(Figure data in JSON)

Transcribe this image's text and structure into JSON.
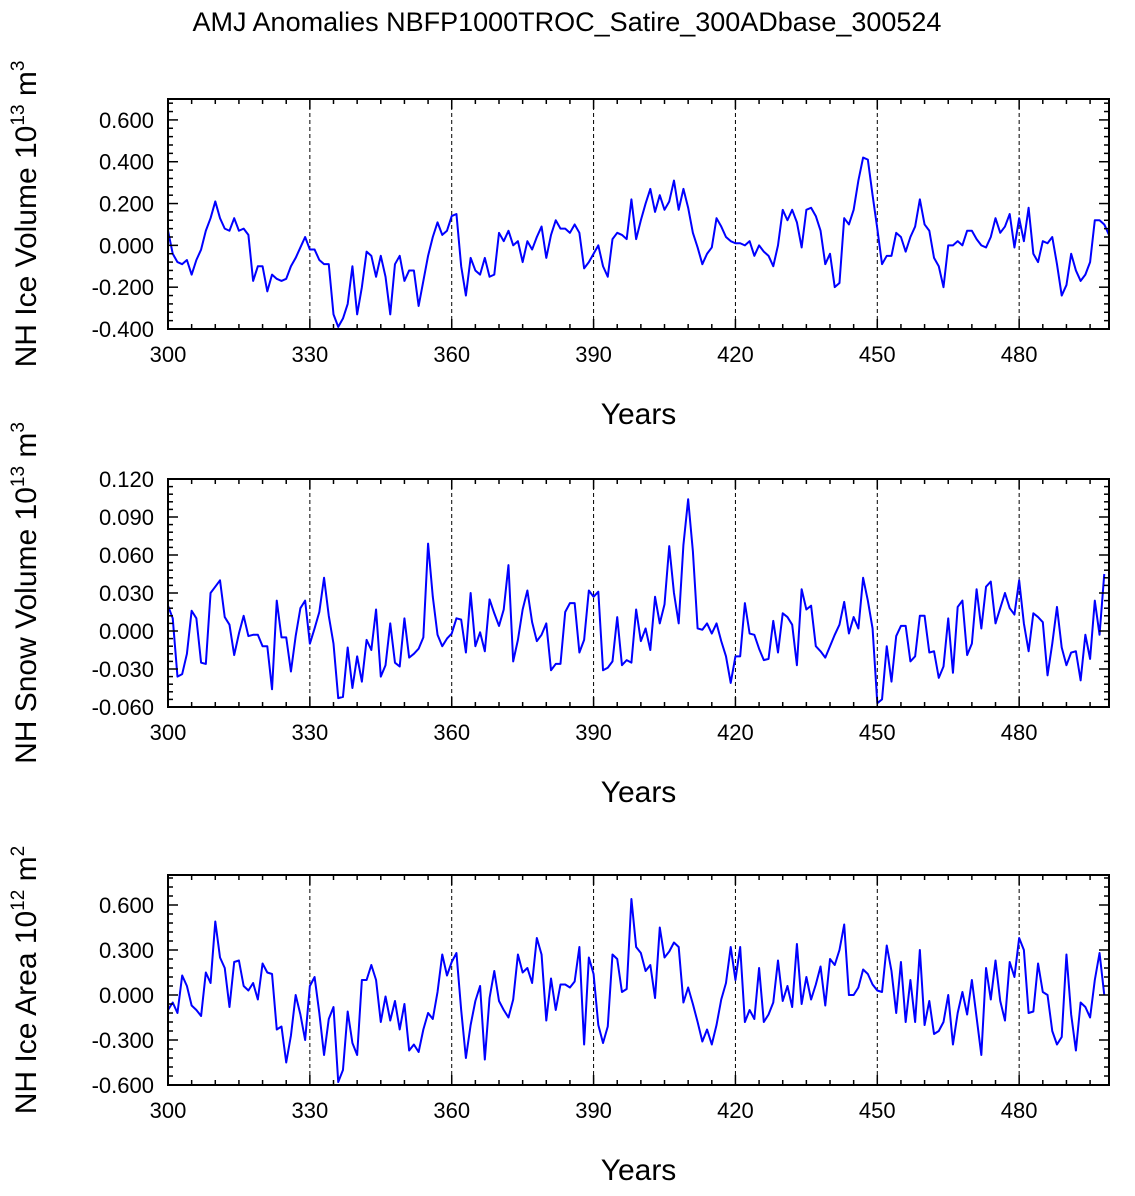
{
  "title": "AMJ Anomalies NBFP1000TROC_Satire_300ADbase_300524",
  "colors": {
    "line": "#0000ff",
    "axis": "#000000",
    "background": "#ffffff"
  },
  "x_tick_labels": [
    "300",
    "330",
    "360",
    "390",
    "420",
    "450",
    "480"
  ],
  "chart_data": [
    {
      "type": "line",
      "ylabel": {
        "prefix": "NH Ice Volume 10",
        "exp": "13",
        "mid": " m",
        "unit_exp": "3"
      },
      "xlabel": "Years",
      "xlim": [
        300,
        499
      ],
      "ylim": [
        -0.4,
        0.7
      ],
      "yticks": [
        -0.4,
        -0.2,
        0.0,
        0.2,
        0.4,
        0.6
      ],
      "ytick_labels": [
        "-0.400",
        "-0.200",
        "0.000",
        "0.200",
        "0.400",
        "0.600"
      ],
      "vlines": [
        330,
        360,
        390,
        420,
        450,
        480
      ],
      "series": [
        {
          "name": "NH Ice Volume",
          "x_start": 300,
          "values": [
            0.07,
            -0.04,
            -0.08,
            -0.09,
            -0.07,
            -0.14,
            -0.07,
            -0.02,
            0.07,
            0.13,
            0.21,
            0.13,
            0.08,
            0.07,
            0.13,
            0.07,
            0.08,
            0.05,
            -0.17,
            -0.1,
            -0.1,
            -0.22,
            -0.14,
            -0.16,
            -0.17,
            -0.16,
            -0.1,
            -0.06,
            -0.01,
            0.04,
            -0.02,
            -0.02,
            -0.07,
            -0.09,
            -0.09,
            -0.33,
            -0.39,
            -0.35,
            -0.28,
            -0.1,
            -0.33,
            -0.2,
            -0.03,
            -0.05,
            -0.15,
            -0.05,
            -0.15,
            -0.33,
            -0.09,
            -0.05,
            -0.17,
            -0.12,
            -0.12,
            -0.29,
            -0.17,
            -0.05,
            0.04,
            0.11,
            0.05,
            0.07,
            0.14,
            0.15,
            -0.1,
            -0.24,
            -0.06,
            -0.12,
            -0.14,
            -0.06,
            -0.15,
            -0.14,
            0.06,
            0.02,
            0.07,
            0.0,
            0.02,
            -0.08,
            0.02,
            -0.02,
            0.04,
            0.09,
            -0.06,
            0.05,
            0.12,
            0.08,
            0.08,
            0.06,
            0.1,
            0.06,
            -0.11,
            -0.08,
            -0.04,
            0.0,
            -0.1,
            -0.15,
            0.03,
            0.06,
            0.05,
            0.03,
            0.22,
            0.03,
            0.12,
            0.2,
            0.27,
            0.16,
            0.24,
            0.17,
            0.21,
            0.31,
            0.17,
            0.27,
            0.18,
            0.06,
            -0.01,
            -0.09,
            -0.04,
            -0.01,
            0.13,
            0.09,
            0.04,
            0.02,
            0.01,
            0.01,
            0.0,
            0.02,
            -0.05,
            0.0,
            -0.03,
            -0.05,
            -0.1,
            0.0,
            0.17,
            0.12,
            0.17,
            0.11,
            -0.01,
            0.17,
            0.18,
            0.14,
            0.07,
            -0.09,
            -0.04,
            -0.2,
            -0.18,
            0.13,
            0.1,
            0.17,
            0.31,
            0.42,
            0.41,
            0.24,
            0.08,
            -0.09,
            -0.05,
            -0.05,
            0.06,
            0.04,
            -0.03,
            0.04,
            0.09,
            0.22,
            0.1,
            0.07,
            -0.06,
            -0.1,
            -0.2,
            0.0,
            0.0,
            0.02,
            0.0,
            0.07,
            0.07,
            0.03,
            0.0,
            -0.01,
            0.04,
            0.13,
            0.06,
            0.09,
            0.15,
            -0.01,
            0.13,
            0.02,
            0.18,
            -0.04,
            -0.08,
            0.02,
            0.01,
            0.04,
            -0.09,
            -0.24,
            -0.19,
            -0.04,
            -0.12,
            -0.17,
            -0.14,
            -0.08,
            0.12,
            0.12,
            0.1,
            0.05
          ]
        }
      ]
    },
    {
      "type": "line",
      "ylabel": {
        "prefix": "NH Snow Volume 10",
        "exp": "13",
        "mid": " m",
        "unit_exp": "3"
      },
      "xlabel": "Years",
      "xlim": [
        300,
        499
      ],
      "ylim": [
        -0.06,
        0.12
      ],
      "yticks": [
        -0.06,
        -0.03,
        0.0,
        0.03,
        0.06,
        0.09,
        0.12
      ],
      "ytick_labels": [
        "-0.060",
        "-0.030",
        "0.000",
        "0.030",
        "0.060",
        "0.090",
        "0.120"
      ],
      "vlines": [
        330,
        360,
        390,
        420,
        450,
        480
      ],
      "series": [
        {
          "name": "NH Snow Volume",
          "x_start": 300,
          "values": [
            0.02,
            0.01,
            -0.036,
            -0.034,
            -0.018,
            0.016,
            0.01,
            -0.025,
            -0.026,
            0.03,
            0.035,
            0.04,
            0.011,
            0.005,
            -0.019,
            -0.002,
            0.012,
            -0.004,
            -0.003,
            -0.003,
            -0.012,
            -0.012,
            -0.046,
            0.024,
            -0.005,
            -0.005,
            -0.032,
            -0.004,
            0.018,
            0.024,
            -0.01,
            0.002,
            0.015,
            0.042,
            0.012,
            -0.01,
            -0.053,
            -0.052,
            -0.013,
            -0.045,
            -0.02,
            -0.04,
            -0.007,
            -0.015,
            0.017,
            -0.036,
            -0.027,
            0.006,
            -0.025,
            -0.028,
            0.01,
            -0.021,
            -0.018,
            -0.014,
            -0.005,
            0.069,
            0.027,
            -0.003,
            -0.012,
            -0.006,
            -0.002,
            0.01,
            0.009,
            -0.017,
            0.03,
            -0.012,
            -0.001,
            -0.016,
            0.025,
            0.014,
            0.004,
            0.017,
            0.052,
            -0.024,
            -0.007,
            0.017,
            0.032,
            0.007,
            -0.008,
            -0.003,
            0.006,
            -0.031,
            -0.026,
            -0.026,
            0.015,
            0.022,
            0.022,
            -0.017,
            -0.007,
            0.032,
            0.027,
            0.031,
            -0.031,
            -0.029,
            -0.024,
            0.011,
            -0.027,
            -0.023,
            -0.025,
            0.017,
            -0.008,
            0.002,
            -0.015,
            0.027,
            0.006,
            0.021,
            0.067,
            0.03,
            0.006,
            0.068,
            0.104,
            0.063,
            0.002,
            0.001,
            0.006,
            -0.002,
            0.006,
            -0.008,
            -0.02,
            -0.041,
            -0.02,
            -0.02,
            0.022,
            -0.002,
            -0.003,
            -0.014,
            -0.023,
            -0.022,
            0.008,
            -0.017,
            0.014,
            0.011,
            0.005,
            -0.027,
            0.033,
            0.017,
            0.02,
            -0.012,
            -0.016,
            -0.021,
            -0.012,
            -0.003,
            0.005,
            0.023,
            -0.002,
            0.011,
            0.002,
            0.042,
            0.024,
            0.002,
            -0.057,
            -0.054,
            -0.012,
            -0.04,
            -0.004,
            0.004,
            0.004,
            -0.024,
            -0.02,
            0.012,
            0.012,
            -0.017,
            -0.016,
            -0.037,
            -0.028,
            0.01,
            -0.033,
            0.019,
            0.024,
            -0.019,
            -0.01,
            0.033,
            0.002,
            0.035,
            0.039,
            0.006,
            0.018,
            0.03,
            0.018,
            0.013,
            0.04,
            0.006,
            -0.016,
            0.014,
            0.011,
            0.007,
            -0.035,
            -0.01,
            0.019,
            -0.013,
            -0.027,
            -0.017,
            -0.016,
            -0.039,
            -0.003,
            -0.022,
            0.024,
            -0.003,
            0.045
          ]
        }
      ]
    },
    {
      "type": "line",
      "ylabel": {
        "prefix": "NH Ice Area 10",
        "exp": "12",
        "mid": " m",
        "unit_exp": "2"
      },
      "xlabel": "Years",
      "xlim": [
        300,
        499
      ],
      "ylim": [
        -0.6,
        0.8
      ],
      "yticks": [
        -0.6,
        -0.3,
        0.0,
        0.3,
        0.6
      ],
      "ytick_labels": [
        "-0.600",
        "-0.300",
        "0.000",
        "0.300",
        "0.600"
      ],
      "vlines": [
        330,
        360,
        390,
        420,
        450,
        480
      ],
      "series": [
        {
          "name": "NH Ice Area",
          "x_start": 300,
          "values": [
            -0.1,
            -0.05,
            -0.12,
            0.13,
            0.06,
            -0.07,
            -0.1,
            -0.14,
            0.15,
            0.08,
            0.49,
            0.25,
            0.18,
            -0.08,
            0.22,
            0.23,
            0.06,
            0.03,
            0.08,
            -0.03,
            0.21,
            0.15,
            0.14,
            -0.23,
            -0.21,
            -0.45,
            -0.27,
            0.0,
            -0.13,
            -0.3,
            0.06,
            0.12,
            -0.12,
            -0.4,
            -0.16,
            -0.08,
            -0.58,
            -0.5,
            -0.11,
            -0.32,
            -0.4,
            0.1,
            0.1,
            0.2,
            0.1,
            -0.18,
            -0.01,
            -0.17,
            -0.04,
            -0.23,
            -0.06,
            -0.37,
            -0.33,
            -0.38,
            -0.23,
            -0.12,
            -0.16,
            0.02,
            0.27,
            0.13,
            0.22,
            0.28,
            -0.1,
            -0.42,
            -0.2,
            -0.04,
            0.06,
            -0.43,
            -0.02,
            0.16,
            -0.04,
            -0.1,
            -0.15,
            -0.03,
            0.27,
            0.15,
            0.18,
            0.08,
            0.38,
            0.27,
            -0.17,
            0.11,
            -0.1,
            0.07,
            0.07,
            0.05,
            0.09,
            0.32,
            -0.33,
            0.25,
            0.14,
            -0.2,
            -0.32,
            -0.21,
            0.27,
            0.24,
            0.02,
            0.04,
            0.64,
            0.32,
            0.28,
            0.16,
            0.2,
            -0.02,
            0.45,
            0.25,
            0.29,
            0.35,
            0.32,
            -0.05,
            0.05,
            -0.06,
            -0.18,
            -0.31,
            -0.23,
            -0.33,
            -0.2,
            -0.03,
            0.08,
            0.32,
            0.1,
            0.32,
            -0.18,
            -0.1,
            -0.16,
            0.18,
            -0.18,
            -0.13,
            -0.05,
            0.23,
            -0.04,
            0.06,
            -0.08,
            0.34,
            -0.06,
            0.12,
            -0.03,
            0.07,
            0.19,
            -0.07,
            0.24,
            0.2,
            0.3,
            0.47,
            0.0,
            0.0,
            0.05,
            0.17,
            0.14,
            0.07,
            0.03,
            0.02,
            0.33,
            0.16,
            -0.12,
            0.22,
            -0.18,
            0.1,
            -0.18,
            0.3,
            -0.2,
            -0.04,
            -0.26,
            -0.24,
            -0.18,
            0.0,
            -0.33,
            -0.12,
            0.02,
            -0.13,
            0.1,
            -0.15,
            -0.4,
            0.18,
            -0.03,
            0.23,
            -0.04,
            -0.17,
            0.22,
            0.12,
            0.38,
            0.3,
            -0.12,
            -0.11,
            0.21,
            0.02,
            0.0,
            -0.24,
            -0.33,
            -0.28,
            0.27,
            -0.13,
            -0.37,
            -0.05,
            -0.08,
            -0.15,
            0.1,
            0.28,
            0.0
          ]
        }
      ]
    }
  ]
}
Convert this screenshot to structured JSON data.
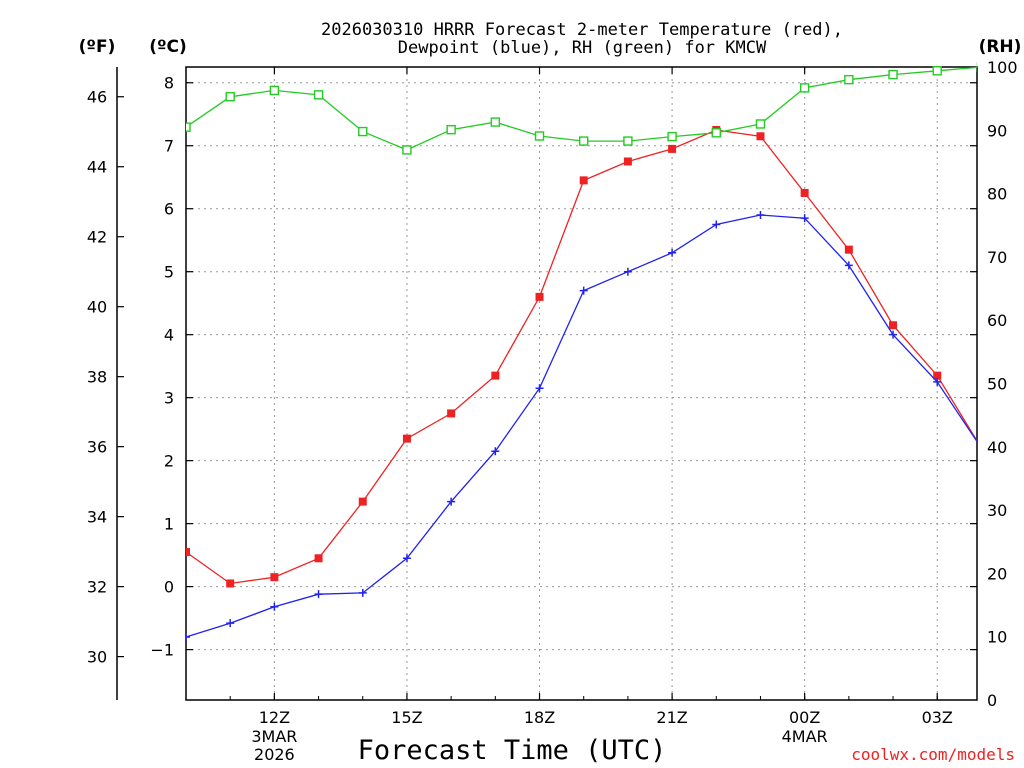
{
  "chart_data": {
    "type": "line",
    "title_line1": "2026030310 HRRR Forecast 2-meter Temperature (red),",
    "title_line2": "Dewpoint (blue), RH (green) for KMCW",
    "xlabel": "Forecast Time (UTC)",
    "unit_f": "(ºF)",
    "unit_c": "(ºC)",
    "unit_rh": "(RH)",
    "credit": "coolwx.com/models",
    "x_hours": [
      10,
      11,
      12,
      13,
      14,
      15,
      16,
      17,
      18,
      19,
      20,
      21,
      22,
      23,
      24,
      25,
      26,
      27,
      28
    ],
    "xlim": [
      10,
      27.9
    ],
    "x_ticks": [
      {
        "hour": 12,
        "label": "12Z",
        "sub1": "3MAR",
        "sub2": "2026"
      },
      {
        "hour": 15,
        "label": "15Z",
        "sub1": "",
        "sub2": ""
      },
      {
        "hour": 18,
        "label": "18Z",
        "sub1": "",
        "sub2": ""
      },
      {
        "hour": 21,
        "label": "21Z",
        "sub1": "",
        "sub2": ""
      },
      {
        "hour": 24,
        "label": "00Z",
        "sub1": "4MAR",
        "sub2": ""
      },
      {
        "hour": 27,
        "label": "03Z",
        "sub1": "",
        "sub2": ""
      }
    ],
    "ylim_c": [
      -1.8,
      8.25
    ],
    "y_ticks_c": [
      -1,
      0,
      1,
      2,
      3,
      4,
      5,
      6,
      7,
      8
    ],
    "y_ticks_f": [
      30,
      32,
      34,
      36,
      38,
      40,
      42,
      44,
      46
    ],
    "ylim_rh": [
      0,
      100
    ],
    "y_ticks_rh": [
      0,
      10,
      20,
      30,
      40,
      50,
      60,
      70,
      80,
      90,
      100
    ],
    "series": [
      {
        "name": "Temperature",
        "unit": "C",
        "color": "#ee2222",
        "values": [
          0.55,
          0.05,
          0.15,
          0.45,
          1.35,
          2.35,
          2.75,
          3.35,
          4.6,
          6.45,
          6.75,
          6.95,
          7.25,
          7.15,
          6.25,
          5.35,
          4.15,
          3.35,
          2.2
        ]
      },
      {
        "name": "Dewpoint",
        "unit": "C",
        "color": "#2222ee",
        "values": [
          -0.8,
          -0.58,
          -0.32,
          -0.12,
          -0.1,
          0.45,
          1.35,
          2.15,
          3.15,
          4.7,
          5.0,
          5.3,
          5.75,
          5.9,
          5.85,
          5.1,
          4.0,
          3.25,
          2.2
        ]
      },
      {
        "name": "RH",
        "unit": "%",
        "color": "#22cc22",
        "values": [
          90.5,
          95.3,
          96.3,
          95.6,
          89.8,
          86.9,
          90.1,
          91.3,
          89.1,
          88.3,
          88.3,
          89.0,
          89.6,
          91.0,
          96.7,
          98.0,
          98.8,
          99.4,
          100.0
        ]
      }
    ]
  }
}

:: Directions for this task ::
Find each line that has the word "name", then copy it out.

:: Task answer ::
          "name": "NH Ice Volume",
          "name": "NH Snow Volume",
          "name": "NH Ice Area",
        "name": "Temperature",
        "name": "Dewpoint",
        "name": "RH",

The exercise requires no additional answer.